-- Given problem --
Could you put the lines below, from the very first one through the line containing "- plot-cell: [202, 2474, 407, 2576]" (both included), into a JSON list of strings, one string per line, with blank lines left out?

-- Start of Record list --

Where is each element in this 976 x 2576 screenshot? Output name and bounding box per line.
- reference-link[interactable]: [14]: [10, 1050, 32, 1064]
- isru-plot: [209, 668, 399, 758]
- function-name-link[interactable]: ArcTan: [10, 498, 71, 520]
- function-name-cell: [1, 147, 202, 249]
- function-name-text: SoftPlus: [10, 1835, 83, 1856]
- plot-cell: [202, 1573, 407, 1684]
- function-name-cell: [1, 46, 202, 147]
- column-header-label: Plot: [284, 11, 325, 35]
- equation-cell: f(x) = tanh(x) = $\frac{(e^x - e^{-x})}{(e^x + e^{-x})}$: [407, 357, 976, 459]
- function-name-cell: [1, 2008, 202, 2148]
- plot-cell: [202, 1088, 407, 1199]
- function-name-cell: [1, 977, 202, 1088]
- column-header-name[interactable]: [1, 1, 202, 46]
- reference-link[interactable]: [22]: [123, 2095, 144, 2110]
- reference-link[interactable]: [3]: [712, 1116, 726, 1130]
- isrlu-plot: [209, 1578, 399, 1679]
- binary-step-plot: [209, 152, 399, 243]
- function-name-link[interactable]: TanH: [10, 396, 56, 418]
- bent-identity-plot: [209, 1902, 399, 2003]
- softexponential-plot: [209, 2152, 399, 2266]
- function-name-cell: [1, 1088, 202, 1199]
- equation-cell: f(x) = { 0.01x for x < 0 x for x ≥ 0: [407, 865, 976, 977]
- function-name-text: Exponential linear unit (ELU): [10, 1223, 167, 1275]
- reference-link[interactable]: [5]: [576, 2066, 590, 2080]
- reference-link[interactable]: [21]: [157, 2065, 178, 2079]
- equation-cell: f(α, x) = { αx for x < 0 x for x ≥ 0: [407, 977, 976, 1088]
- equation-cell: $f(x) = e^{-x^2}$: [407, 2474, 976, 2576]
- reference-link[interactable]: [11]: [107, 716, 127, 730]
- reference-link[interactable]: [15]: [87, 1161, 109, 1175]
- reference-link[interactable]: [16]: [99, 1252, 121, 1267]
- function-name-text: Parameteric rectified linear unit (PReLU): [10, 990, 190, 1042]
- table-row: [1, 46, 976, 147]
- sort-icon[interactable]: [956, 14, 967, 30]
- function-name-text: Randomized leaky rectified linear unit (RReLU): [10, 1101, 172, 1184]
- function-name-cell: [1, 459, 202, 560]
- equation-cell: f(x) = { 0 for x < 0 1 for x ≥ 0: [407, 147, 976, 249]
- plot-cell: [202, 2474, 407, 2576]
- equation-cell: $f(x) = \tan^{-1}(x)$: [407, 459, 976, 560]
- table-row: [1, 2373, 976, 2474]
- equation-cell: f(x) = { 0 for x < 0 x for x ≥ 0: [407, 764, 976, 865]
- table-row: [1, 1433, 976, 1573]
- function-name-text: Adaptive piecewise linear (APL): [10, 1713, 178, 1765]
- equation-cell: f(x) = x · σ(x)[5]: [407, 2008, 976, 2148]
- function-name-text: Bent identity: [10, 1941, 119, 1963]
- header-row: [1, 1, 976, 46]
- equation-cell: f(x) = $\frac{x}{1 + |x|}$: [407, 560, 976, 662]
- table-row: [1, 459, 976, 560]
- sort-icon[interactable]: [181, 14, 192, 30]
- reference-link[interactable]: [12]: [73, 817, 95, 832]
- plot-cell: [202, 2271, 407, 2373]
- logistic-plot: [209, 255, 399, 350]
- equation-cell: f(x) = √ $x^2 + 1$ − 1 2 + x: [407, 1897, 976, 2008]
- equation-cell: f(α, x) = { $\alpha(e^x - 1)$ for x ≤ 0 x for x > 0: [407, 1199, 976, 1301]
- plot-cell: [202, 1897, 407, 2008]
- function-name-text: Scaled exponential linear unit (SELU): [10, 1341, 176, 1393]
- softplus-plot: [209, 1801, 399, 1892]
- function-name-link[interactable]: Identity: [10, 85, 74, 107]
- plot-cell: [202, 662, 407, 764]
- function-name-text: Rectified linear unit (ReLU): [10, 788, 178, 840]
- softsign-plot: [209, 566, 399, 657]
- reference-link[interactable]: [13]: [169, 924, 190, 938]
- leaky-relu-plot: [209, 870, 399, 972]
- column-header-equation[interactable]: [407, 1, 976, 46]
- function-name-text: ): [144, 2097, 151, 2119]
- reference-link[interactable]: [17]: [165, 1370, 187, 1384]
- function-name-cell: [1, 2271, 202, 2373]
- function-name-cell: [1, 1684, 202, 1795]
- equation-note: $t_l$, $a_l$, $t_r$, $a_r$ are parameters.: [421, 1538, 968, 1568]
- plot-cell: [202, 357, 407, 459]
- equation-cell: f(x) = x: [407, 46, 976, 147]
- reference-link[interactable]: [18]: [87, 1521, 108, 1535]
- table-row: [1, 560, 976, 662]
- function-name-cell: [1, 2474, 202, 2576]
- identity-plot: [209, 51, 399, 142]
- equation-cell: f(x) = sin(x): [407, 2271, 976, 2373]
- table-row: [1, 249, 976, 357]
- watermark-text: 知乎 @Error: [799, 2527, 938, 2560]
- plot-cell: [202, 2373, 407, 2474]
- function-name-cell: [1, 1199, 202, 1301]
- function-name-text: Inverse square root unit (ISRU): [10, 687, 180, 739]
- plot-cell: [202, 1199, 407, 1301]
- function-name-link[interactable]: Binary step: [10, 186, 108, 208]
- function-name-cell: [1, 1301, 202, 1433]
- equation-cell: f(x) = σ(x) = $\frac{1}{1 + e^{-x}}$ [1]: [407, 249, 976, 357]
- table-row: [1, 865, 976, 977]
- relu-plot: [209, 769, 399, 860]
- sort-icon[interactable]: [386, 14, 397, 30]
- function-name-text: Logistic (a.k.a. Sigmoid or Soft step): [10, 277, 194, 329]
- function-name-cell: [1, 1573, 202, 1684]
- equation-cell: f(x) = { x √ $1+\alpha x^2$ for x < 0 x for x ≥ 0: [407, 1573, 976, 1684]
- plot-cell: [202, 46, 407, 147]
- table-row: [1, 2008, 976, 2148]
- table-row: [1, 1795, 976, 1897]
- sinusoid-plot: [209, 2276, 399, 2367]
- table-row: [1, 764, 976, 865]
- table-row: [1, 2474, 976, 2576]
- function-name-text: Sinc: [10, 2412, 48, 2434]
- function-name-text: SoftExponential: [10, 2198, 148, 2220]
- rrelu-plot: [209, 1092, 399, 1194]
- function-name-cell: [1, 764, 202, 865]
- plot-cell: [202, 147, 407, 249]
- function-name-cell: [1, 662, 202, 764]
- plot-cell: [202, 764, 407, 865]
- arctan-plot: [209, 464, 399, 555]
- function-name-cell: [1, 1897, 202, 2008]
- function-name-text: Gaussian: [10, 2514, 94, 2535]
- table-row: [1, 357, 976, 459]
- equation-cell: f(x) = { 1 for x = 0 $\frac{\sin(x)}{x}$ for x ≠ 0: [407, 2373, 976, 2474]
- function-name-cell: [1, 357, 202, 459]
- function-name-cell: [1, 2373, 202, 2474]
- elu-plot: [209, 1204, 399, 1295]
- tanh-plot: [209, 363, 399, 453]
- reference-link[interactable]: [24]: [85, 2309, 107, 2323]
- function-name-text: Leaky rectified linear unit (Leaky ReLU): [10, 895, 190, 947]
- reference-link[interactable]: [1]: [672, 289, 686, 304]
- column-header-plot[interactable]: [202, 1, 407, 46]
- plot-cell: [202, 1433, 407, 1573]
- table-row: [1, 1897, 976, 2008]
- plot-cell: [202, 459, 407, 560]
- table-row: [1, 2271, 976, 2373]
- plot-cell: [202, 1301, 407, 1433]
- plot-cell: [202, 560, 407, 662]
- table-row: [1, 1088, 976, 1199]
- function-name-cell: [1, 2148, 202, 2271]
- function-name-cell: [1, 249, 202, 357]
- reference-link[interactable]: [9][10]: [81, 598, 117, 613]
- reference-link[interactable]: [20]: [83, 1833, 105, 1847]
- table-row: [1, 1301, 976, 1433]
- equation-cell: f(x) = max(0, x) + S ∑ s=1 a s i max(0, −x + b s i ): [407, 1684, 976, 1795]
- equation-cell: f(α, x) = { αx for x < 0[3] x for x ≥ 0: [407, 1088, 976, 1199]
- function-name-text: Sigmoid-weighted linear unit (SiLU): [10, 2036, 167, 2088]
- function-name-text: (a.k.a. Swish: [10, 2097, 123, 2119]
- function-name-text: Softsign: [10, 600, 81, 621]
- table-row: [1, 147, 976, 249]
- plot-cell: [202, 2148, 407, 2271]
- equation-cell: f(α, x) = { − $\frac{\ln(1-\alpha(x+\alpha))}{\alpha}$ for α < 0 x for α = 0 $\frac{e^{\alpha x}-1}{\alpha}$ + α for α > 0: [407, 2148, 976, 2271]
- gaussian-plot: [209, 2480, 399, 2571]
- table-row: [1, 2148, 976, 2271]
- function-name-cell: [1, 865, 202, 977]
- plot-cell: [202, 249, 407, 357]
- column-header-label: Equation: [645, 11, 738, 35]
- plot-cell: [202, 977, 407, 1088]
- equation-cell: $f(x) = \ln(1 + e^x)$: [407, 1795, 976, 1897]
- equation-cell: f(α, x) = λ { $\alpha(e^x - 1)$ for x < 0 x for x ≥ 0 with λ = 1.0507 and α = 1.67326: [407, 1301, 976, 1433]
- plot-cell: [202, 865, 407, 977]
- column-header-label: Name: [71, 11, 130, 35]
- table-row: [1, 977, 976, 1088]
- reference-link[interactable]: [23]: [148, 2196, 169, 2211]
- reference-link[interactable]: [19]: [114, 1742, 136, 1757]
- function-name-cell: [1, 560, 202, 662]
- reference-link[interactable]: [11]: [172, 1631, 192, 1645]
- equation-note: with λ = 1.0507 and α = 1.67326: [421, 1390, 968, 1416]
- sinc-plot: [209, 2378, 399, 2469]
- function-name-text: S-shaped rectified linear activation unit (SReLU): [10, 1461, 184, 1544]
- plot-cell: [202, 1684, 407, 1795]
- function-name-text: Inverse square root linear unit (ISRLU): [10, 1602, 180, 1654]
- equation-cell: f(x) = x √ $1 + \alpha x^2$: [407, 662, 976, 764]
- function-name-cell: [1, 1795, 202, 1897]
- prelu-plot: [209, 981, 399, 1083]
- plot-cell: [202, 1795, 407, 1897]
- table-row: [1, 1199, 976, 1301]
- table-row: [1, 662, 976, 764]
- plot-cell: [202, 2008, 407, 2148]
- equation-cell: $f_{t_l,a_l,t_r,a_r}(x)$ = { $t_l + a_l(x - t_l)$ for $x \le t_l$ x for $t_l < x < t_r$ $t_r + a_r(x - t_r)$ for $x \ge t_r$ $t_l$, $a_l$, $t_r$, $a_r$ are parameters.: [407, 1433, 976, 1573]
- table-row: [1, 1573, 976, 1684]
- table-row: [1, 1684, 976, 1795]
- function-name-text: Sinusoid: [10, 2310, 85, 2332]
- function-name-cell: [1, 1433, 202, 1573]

-- End of Record list --

-- Result of the task --
[
  "Where is each element in this 976 x 2576 screenshot? Output name and bounding box per line.",
  "- reference-link[interactable]: [14]: [10, 1050, 32, 1064]",
  "- isru-plot: [209, 668, 399, 758]",
  "- function-name-link[interactable]: ArcTan: [10, 498, 71, 520]",
  "- function-name-cell: [1, 147, 202, 249]",
  "- function-name-text: SoftPlus: [10, 1835, 83, 1856]",
  "- plot-cell: [202, 1573, 407, 1684]",
  "- function-name-cell: [1, 46, 202, 147]",
  "- column-header-label: Plot: [284, 11, 325, 35]",
  "- equation-cell: f(x) = tanh(x) = $\\frac{(e^x - e^{-x})}{(e^x + e^{-x})}$: [407, 357, 976, 459]",
  "- function-name-cell: [1, 2008, 202, 2148]",
  "- plot-cell: [202, 1088, 407, 1199]",
  "- function-name-cell: [1, 977, 202, 1088]",
  "- column-header-name[interactable]: [1, 1, 202, 46]",
  "- reference-link[interactable]: [22]: [123, 2095, 144, 2110]",
  "- reference-link[interactable]: [3]: [712, 1116, 726, 1130]",
  "- isrlu-plot: [209, 1578, 399, 1679]",
  "- binary-step-plot: [209, 152, 399, 243]",
  "- function-name-link[interactable]: TanH: [10, 396, 56, 418]",
  "- bent-identity-plot: [209, 1902, 399, 2003]",
  "- softexponential-plot: [209, 2152, 399, 2266]",
  "- function-name-cell: [1, 1088, 202, 1199]",
  "- equation-cell: f(x) = { 0.01x for x < 0 x for x ≥ 0: [407, 865, 976, 977]",
  "- function-name-text: Exponential linear unit (ELU): [10, 1223, 167, 1275]",
  "- reference-link[interactable]: [5]: [576, 2066, 590, 2080]",
  "- reference-link[interactable]: [21]: [157, 2065, 178, 2079]",
  "- equation-cell: f(α, x) = { αx for x < 0 x for x ≥ 0: [407, 977, 976, 1088]",
  "- equation-cell: $f(x) = e^{-x^2}$: [407, 2474, 976, 2576]",
  "- reference-link[interactable]: [11]: [107, 716, 127, 730]",
  "- reference-link[interactable]: [15]: [87, 1161, 109, 1175]",
  "- reference-link[interactable]: [16]: [99, 1252, 121, 1267]",
  "- function-name-text: Parameteric rectified linear unit (PReLU): [10, 990, 190, 1042]",
  "- table-row: [1, 46, 976, 147]",
  "- sort-icon[interactable]: [956, 14, 967, 30]",
  "- function-name-text: Randomized leaky rectified linear unit (RReLU): [10, 1101, 172, 1184]",
  "- function-name-cell: [1, 459, 202, 560]",
  "- equation-cell: f(x) = { 0 for x < 0 1 for x ≥ 0: [407, 147, 976, 249]",
  "- plot-cell: [202, 2474, 407, 2576]"
]